Every line holding the word "إيداع" counts once. Give the total, nothing more.

-- START OF RECORDS PROVIDED --

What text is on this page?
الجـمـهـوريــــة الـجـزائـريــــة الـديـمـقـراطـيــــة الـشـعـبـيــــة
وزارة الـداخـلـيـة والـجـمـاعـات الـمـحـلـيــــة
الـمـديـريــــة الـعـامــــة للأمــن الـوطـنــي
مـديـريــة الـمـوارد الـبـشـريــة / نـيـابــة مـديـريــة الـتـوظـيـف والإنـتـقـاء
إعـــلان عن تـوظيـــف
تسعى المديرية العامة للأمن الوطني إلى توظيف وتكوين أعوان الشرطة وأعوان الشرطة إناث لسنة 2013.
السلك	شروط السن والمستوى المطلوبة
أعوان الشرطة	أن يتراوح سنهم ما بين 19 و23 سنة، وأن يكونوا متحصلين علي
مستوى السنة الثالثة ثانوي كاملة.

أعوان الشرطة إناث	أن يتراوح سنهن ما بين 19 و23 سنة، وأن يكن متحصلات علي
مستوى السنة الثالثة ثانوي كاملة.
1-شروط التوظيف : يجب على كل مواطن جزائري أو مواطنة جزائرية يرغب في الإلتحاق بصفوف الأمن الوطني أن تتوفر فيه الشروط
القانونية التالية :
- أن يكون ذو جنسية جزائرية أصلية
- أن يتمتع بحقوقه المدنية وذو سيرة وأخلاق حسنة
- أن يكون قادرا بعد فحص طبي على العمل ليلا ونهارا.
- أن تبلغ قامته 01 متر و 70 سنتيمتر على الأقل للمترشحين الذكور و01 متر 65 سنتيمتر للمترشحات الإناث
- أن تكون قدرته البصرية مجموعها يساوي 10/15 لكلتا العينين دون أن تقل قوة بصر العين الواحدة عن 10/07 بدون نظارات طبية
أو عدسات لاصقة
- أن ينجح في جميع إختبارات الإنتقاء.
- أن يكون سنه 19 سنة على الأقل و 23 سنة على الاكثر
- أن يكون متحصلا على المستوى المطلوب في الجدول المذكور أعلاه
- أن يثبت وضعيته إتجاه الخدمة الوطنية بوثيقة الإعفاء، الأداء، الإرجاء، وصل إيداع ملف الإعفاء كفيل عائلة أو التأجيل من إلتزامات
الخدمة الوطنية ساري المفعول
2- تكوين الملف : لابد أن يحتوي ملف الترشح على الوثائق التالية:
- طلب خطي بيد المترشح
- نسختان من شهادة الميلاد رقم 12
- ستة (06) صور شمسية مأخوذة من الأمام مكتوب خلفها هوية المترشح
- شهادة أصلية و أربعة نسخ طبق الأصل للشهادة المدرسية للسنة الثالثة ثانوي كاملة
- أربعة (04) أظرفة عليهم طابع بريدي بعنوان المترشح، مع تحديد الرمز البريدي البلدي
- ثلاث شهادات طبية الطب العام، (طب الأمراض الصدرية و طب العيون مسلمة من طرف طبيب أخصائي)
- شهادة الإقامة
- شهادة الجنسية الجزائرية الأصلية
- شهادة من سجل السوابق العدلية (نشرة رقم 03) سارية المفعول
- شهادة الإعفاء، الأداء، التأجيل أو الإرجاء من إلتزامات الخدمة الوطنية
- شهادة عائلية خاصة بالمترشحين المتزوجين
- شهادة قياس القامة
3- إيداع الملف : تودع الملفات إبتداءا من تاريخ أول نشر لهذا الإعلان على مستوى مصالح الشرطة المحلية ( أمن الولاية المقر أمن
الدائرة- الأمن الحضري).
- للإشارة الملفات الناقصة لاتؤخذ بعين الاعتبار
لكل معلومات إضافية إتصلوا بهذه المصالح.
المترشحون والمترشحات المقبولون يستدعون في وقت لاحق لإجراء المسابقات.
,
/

-- END OF RECORDS PROVIDED --

◆ **REPLY**: 2